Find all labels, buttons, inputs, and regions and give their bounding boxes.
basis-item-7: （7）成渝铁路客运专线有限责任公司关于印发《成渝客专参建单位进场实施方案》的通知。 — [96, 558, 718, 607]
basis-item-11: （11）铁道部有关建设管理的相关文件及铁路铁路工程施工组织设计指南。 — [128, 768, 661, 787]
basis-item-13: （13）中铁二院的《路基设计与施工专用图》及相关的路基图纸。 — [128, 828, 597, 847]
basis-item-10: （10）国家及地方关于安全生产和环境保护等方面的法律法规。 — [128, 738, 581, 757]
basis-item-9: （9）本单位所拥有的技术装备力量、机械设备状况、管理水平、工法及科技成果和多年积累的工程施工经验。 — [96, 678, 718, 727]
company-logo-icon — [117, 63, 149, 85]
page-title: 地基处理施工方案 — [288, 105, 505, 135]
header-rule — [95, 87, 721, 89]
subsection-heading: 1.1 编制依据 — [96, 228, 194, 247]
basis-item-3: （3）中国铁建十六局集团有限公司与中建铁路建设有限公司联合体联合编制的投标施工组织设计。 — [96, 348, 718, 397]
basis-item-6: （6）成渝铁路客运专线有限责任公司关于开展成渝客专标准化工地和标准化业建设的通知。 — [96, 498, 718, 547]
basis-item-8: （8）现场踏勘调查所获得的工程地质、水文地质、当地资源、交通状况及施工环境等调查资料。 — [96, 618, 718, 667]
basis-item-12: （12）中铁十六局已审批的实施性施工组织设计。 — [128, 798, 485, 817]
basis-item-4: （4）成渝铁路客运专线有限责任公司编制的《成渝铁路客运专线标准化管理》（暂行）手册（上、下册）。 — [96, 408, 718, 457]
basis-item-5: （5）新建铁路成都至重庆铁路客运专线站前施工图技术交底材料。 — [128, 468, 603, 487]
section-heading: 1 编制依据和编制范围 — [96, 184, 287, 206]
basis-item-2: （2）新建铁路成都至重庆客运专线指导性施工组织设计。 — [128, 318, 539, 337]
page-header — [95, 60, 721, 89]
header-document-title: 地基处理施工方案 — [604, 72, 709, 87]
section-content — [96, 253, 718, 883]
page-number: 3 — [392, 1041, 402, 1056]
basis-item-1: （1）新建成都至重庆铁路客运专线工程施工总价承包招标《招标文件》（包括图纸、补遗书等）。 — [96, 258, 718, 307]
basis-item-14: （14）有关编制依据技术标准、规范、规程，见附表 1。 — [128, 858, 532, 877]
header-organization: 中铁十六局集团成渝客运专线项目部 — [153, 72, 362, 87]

· · ·

Reproduce every line of the records above with "地基处理施工方案" changed to "路基处理施工方案", leaving everything else unchanged.

**OUTPUT FOR THIS TASK**:
Find all labels, buttons, inputs, and regions and give their bounding boxes.
basis-item-7: （7）成渝铁路客运专线有限责任公司关于印发《成渝客专参建单位进场实施方案》的通知。 — [96, 558, 718, 607]
basis-item-11: （11）铁道部有关建设管理的相关文件及铁路铁路工程施工组织设计指南。 — [128, 768, 661, 787]
basis-item-13: （13）中铁二院的《路基设计与施工专用图》及相关的路基图纸。 — [128, 828, 597, 847]
basis-item-10: （10）国家及地方关于安全生产和环境保护等方面的法律法规。 — [128, 738, 581, 757]
basis-item-9: （9）本单位所拥有的技术装备力量、机械设备状况、管理水平、工法及科技成果和多年积累的工程施工经验。 — [96, 678, 718, 727]
company-logo-icon — [117, 63, 149, 85]
page-title: 路基处理施工方案 — [288, 105, 505, 135]
header-rule — [95, 87, 721, 89]
subsection-heading: 1.1 编制依据 — [96, 228, 194, 247]
basis-item-3: （3）中国铁建十六局集团有限公司与中建铁路建设有限公司联合体联合编制的投标施工组织设计。 — [96, 348, 718, 397]
basis-item-6: （6）成渝铁路客运专线有限责任公司关于开展成渝客专标准化工地和标准化业建设的通知。 — [96, 498, 718, 547]
basis-item-8: （8）现场踏勘调查所获得的工程地质、水文地质、当地资源、交通状况及施工环境等调查资料。 — [96, 618, 718, 667]
basis-item-12: （12）中铁十六局已审批的实施性施工组织设计。 — [128, 798, 485, 817]
basis-item-4: （4）成渝铁路客运专线有限责任公司编制的《成渝铁路客运专线标准化管理》（暂行）手册（上、下册）。 — [96, 408, 718, 457]
basis-item-5: （5）新建铁路成都至重庆铁路客运专线站前施工图技术交底材料。 — [128, 468, 603, 487]
section-heading: 1 编制依据和编制范围 — [96, 184, 287, 206]
basis-item-2: （2）新建铁路成都至重庆客运专线指导性施工组织设计。 — [128, 318, 539, 337]
page-header — [95, 60, 721, 89]
header-document-title: 路基处理施工方案 — [604, 72, 709, 87]
section-content — [96, 253, 718, 883]
page-number: 3 — [392, 1041, 402, 1056]
basis-item-1: （1）新建成都至重庆铁路客运专线工程施工总价承包招标《招标文件》（包括图纸、补遗书等）。 — [96, 258, 718, 307]
basis-item-14: （14）有关编制依据技术标准、规范、规程，见附表 1。 — [128, 858, 532, 877]
header-organization: 中铁十六局集团成渝客运专线项目部 — [153, 72, 362, 87]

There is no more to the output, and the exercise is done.